SHORT EXERCISE → Copy out all lines of the records in which the word "реализации" appears.

DATA IN THIS EXERCISE →
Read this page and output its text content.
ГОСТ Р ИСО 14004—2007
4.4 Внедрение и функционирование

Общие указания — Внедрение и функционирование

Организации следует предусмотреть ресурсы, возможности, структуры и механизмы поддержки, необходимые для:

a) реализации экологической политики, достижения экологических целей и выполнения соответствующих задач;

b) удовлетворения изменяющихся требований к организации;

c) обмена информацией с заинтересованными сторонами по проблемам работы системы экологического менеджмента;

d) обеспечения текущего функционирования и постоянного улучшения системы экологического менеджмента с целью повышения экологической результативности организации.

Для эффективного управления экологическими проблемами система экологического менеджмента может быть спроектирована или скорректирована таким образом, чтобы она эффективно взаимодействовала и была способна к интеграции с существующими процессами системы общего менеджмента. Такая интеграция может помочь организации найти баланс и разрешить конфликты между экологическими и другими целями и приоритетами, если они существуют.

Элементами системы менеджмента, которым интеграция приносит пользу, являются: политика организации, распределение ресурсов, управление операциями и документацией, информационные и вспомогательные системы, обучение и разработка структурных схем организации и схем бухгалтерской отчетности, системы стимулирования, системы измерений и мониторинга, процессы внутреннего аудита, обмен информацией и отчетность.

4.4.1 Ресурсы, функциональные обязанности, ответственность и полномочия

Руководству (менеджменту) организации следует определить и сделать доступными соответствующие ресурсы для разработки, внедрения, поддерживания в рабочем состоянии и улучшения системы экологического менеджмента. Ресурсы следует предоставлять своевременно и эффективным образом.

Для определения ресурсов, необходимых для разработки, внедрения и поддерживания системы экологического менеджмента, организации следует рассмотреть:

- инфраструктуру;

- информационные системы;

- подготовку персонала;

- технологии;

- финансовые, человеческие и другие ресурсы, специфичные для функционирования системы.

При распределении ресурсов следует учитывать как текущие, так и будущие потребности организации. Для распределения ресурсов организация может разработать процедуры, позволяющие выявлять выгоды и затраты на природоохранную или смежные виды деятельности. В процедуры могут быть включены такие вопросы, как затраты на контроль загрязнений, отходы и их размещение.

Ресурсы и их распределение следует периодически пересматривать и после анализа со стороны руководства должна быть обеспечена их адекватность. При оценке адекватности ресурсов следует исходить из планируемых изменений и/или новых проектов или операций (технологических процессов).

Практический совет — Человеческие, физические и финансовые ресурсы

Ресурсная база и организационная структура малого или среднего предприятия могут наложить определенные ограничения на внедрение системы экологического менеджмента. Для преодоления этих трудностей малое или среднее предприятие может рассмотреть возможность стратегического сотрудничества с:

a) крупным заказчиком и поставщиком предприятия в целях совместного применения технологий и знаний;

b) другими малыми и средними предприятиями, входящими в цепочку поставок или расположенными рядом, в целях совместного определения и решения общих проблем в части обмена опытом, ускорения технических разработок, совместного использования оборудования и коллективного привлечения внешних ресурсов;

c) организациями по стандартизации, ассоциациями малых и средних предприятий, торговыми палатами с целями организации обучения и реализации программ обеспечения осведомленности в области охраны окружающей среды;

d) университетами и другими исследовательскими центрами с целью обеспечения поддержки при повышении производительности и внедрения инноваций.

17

COMPLETE RESPONSE →
a) реализации экологической политики, достижения экологических целей и выполнения соответствующих задач;
c) организациями по стандартизации, ассоциациями малых и средних предприятий, торговыми палатами с целями организации обучения и реализации программ обеспечения осведомленности в области охраны окружающей среды;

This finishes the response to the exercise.